**What is required:** From the listing that follows, extract every line and set it down unaltered.

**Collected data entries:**
--- START ---

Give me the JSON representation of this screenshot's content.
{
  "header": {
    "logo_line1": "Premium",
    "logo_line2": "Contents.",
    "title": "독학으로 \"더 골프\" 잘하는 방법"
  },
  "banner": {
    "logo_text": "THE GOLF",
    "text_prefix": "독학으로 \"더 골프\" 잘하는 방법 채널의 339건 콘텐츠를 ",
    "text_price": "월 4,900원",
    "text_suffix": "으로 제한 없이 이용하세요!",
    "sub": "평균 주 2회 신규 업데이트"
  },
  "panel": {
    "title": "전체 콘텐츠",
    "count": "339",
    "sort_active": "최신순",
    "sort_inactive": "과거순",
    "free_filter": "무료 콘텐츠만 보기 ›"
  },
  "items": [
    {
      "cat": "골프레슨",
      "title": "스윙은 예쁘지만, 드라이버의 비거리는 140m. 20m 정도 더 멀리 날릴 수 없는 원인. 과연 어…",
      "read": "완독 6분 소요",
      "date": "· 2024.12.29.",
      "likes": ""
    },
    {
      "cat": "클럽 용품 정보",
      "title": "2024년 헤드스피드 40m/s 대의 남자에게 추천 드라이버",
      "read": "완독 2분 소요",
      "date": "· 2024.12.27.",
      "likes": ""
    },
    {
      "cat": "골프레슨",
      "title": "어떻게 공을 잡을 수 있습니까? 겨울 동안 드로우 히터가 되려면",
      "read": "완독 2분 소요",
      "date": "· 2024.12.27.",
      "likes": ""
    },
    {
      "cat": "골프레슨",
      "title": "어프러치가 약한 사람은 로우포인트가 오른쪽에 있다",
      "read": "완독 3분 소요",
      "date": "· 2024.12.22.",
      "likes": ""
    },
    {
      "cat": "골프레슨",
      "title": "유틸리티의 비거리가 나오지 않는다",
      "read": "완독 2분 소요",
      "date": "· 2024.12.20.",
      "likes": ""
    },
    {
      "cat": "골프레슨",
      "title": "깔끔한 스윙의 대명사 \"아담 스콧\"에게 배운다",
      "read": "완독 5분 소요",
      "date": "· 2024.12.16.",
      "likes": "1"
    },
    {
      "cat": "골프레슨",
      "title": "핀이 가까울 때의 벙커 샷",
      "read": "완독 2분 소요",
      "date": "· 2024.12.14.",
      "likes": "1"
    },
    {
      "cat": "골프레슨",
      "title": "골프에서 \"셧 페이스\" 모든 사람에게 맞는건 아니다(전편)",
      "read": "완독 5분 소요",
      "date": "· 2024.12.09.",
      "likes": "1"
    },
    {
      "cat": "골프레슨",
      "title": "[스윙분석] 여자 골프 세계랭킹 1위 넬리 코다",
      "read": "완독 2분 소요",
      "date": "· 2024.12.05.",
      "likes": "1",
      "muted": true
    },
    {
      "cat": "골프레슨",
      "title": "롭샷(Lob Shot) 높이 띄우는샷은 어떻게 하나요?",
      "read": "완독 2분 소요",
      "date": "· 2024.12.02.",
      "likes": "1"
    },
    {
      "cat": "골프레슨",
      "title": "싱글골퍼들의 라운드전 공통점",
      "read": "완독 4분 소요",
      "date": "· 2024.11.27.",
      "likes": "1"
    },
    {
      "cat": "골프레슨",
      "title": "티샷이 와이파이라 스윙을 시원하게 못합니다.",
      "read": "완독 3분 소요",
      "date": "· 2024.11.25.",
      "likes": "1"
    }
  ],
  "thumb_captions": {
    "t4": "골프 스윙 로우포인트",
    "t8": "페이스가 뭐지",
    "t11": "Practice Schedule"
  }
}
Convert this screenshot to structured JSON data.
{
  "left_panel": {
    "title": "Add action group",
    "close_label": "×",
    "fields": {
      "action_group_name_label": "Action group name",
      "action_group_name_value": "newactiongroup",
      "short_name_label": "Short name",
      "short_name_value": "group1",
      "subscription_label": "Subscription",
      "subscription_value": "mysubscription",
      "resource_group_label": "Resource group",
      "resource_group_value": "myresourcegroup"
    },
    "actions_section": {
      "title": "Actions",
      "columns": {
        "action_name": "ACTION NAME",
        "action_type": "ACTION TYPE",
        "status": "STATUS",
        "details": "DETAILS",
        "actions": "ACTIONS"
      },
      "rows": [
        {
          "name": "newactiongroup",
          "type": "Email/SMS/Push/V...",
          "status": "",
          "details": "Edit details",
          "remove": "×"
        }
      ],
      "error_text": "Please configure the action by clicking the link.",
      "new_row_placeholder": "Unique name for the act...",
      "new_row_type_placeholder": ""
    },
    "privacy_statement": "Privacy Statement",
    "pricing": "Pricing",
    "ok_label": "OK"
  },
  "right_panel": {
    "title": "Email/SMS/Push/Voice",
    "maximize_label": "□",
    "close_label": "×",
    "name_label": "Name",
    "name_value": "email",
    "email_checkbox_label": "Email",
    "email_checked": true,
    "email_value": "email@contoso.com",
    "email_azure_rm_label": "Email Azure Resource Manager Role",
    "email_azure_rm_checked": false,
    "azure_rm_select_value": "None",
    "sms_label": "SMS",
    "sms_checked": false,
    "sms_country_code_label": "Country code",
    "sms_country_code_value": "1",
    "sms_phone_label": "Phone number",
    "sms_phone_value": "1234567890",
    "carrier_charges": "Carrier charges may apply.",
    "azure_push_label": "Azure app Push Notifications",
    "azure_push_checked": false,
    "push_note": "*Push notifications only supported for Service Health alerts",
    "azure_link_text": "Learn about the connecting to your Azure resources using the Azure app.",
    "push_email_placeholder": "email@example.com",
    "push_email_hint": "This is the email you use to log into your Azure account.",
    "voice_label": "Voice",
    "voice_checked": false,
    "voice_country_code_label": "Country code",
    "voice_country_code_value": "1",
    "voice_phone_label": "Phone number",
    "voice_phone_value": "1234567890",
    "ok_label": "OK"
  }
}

--- END ---

**Solution for this problem:**
Give me the JSON representation of this screenshot's content.
{
  "header": {
    "logo_line1": "Premium",
    "logo_line2": "Contents.",
    "title": "독학으로 \"더 골프\" 잘하는 방법"
  },
  "banner": {
    "logo_text": "THE GOLF",
    "text_prefix": "독학으로 \"더 골프\" 잘하는 방법 채널의 339건 콘텐츠를 ",
    "text_price": "월 4,900원",
    "text_suffix": "으로 제한 없이 이용하세요!",
    "sub": "평균 주 2회 신규 업데이트"
  },
  "panel": {
    "title": "전체 콘텐츠",
    "count": "339",
    "sort_active": "최신순",
    "sort_inactive": "과거순",
    "free_filter": "무료 콘텐츠만 보기 ›"
  },
  "items": [
    {
      "cat": "골프레슨",
      "title": "스윙은 예쁘지만, 드라이버의 비거리는 140m. 20m 정도 더 멀리 날릴 수 없는 원인. 과연 어…",
      "read": "완독 6분 소요",
      "date": "· 2024.12.29.",
      "likes": ""
    },
    {
      "cat": "클럽 용품 정보",
      "title": "2024년 헤드스피드 40m/s 대의 남자에게 추천 드라이버",
      "read": "완독 2분 소요",
      "date": "· 2024.12.27.",
      "likes": ""
    },
    {
      "cat": "골프레슨",
      "title": "어떻게 공을 잡을 수 있습니까? 겨울 동안 드로우 히터가 되려면",
      "read": "완독 2분 소요",
      "date": "· 2024.12.27.",
      "likes": ""
    },
    {
      "cat": "골프레슨",
      "title": "어프러치가 약한 사람은 로우포인트가 오른쪽에 있다",
      "read": "완독 3분 소요",
      "date": "· 2024.12.22.",
      "likes": ""
    },
    {
      "cat": "골프레슨",
      "title": "유틸리티의 비거리가 나오지 않는다",
      "read": "완독 2분 소요",
      "date": "· 2024.12.20.",
      "likes": ""
    },
    {
      "cat": "골프레슨",
      "title": "깔끔한 스윙의 대명사 \"아담 스콧\"에게 배운다",
      "read": "완독 5분 소요",
      "date": "· 2024.12.16.",
      "likes": "1"
    },
    {
      "cat": "골프레슨",
      "title": "핀이 가까울 때의 벙커 샷",
      "read": "완독 2분 소요",
      "date": "· 2024.12.14.",
      "likes": "1"
    },
    {
      "cat": "골프레슨",
      "title": "골프에서 \"셧 페이스\" 모든 사람에게 맞는건 아니다(전편)",
      "read": "완독 5분 소요",
      "date": "· 2024.12.09.",
      "likes": "1"
    },
    {
      "cat": "골프레슨",
      "title": "[스윙분석] 여자 골프 세계랭킹 1위 넬리 코다",
      "read": "완독 2분 소요",
      "date": "· 2024.12.05.",
      "likes": "1",
      "muted": true
    },
    {
      "cat": "골프레슨",
      "title": "롭샷(Lob Shot) 높이 띄우는샷은 어떻게 하나요?",
      "read": "완독 2분 소요",
      "date": "· 2024.12.02.",
      "likes": "1"
    },
    {
      "cat": "골프레슨",
      "title": "싱글골퍼들의 라운드전 공통점",
      "read": "완독 4분 소요",
      "date": "· 2024.11.27.",
      "likes": "1"
    },
    {
      "cat": "골프레슨",
      "title": "티샷이 와이파이라 스윙을 시원하게 못합니다.",
      "read": "완독 3분 소요",
      "date": "· 2024.11.25.",
      "likes": "1"
    }
  ],
  "thumb_captions": {
    "t4": "골프 스윙 로우포인트",
    "t8": "페이스가 뭐지",
    "t11": "Practice Schedule"
  }
}
Convert this screenshot to structured JSON data.
{
  "left_panel": {
    "title": "Add action group",
    "close_label": "×",
    "fields": {
      "action_group_name_label": "Action group name",
      "action_group_name_value": "newactiongroup",
      "short_name_label": "Short name",
      "short_name_value": "group1",
      "subscription_label": "Subscription",
      "subscription_value": "mysubscription",
      "resource_group_label": "Resource group",
      "resource_group_value": "myresourcegroup"
    },
    "actions_section": {
      "title": "Actions",
      "columns": {
        "action_name": "ACTION NAME",
        "action_type": "ACTION TYPE",
        "status": "STATUS",
        "details": "DETAILS",
        "actions": "ACTIONS"
      },
      "rows": [
        {
          "name": "newactiongroup",
          "type": "Email/SMS/Push/V...",
          "status": "",
          "details": "Edit details",
          "remove": "×"
        }
      ],
      "error_text": "Please configure the action by clicking the link.",
      "new_row_placeholder": "Unique name for the act...",
      "new_row_type_placeholder": ""
    },
    "privacy_statement": "Privacy Statement",
    "pricing": "Pricing",
    "ok_label": "OK"
  },
  "right_panel": {
    "title": "Email/SMS/Push/Voice",
    "maximize_label": "□",
    "close_label": "×",
    "name_label": "Name",
    "name_value": "email",
    "email_checkbox_label": "Email",
    "email_checked": true,
    "email_value": "email@contoso.com",
    "email_azure_rm_label": "Email Azure Resource Manager Role",
    "email_azure_rm_checked": false,
    "azure_rm_select_value": "None",
    "sms_label": "SMS",
    "sms_checked": false,
    "sms_country_code_label": "Country code",
    "sms_country_code_value": "1",
    "sms_phone_label": "Phone number",
    "sms_phone_value": "1234567890",
    "carrier_charges": "Carrier charges may apply.",
    "azure_push_label": "Azure app Push Notifications",
    "azure_push_checked": false,
    "push_note": "*Push notifications only supported for Service Health alerts",
    "azure_link_text": "Learn about the connecting to your Azure resources using the Azure app.",
    "push_email_placeholder": "email@example.com",
    "push_email_hint": "This is the email you use to log into your Azure account.",
    "voice_label": "Voice",
    "voice_checked": false,
    "voice_country_code_label": "Country code",
    "voice_country_code_value": "1",
    "voice_phone_label": "Phone number",
    "voice_phone_value": "1234567890",
    "ok_label": "OK"
  }
}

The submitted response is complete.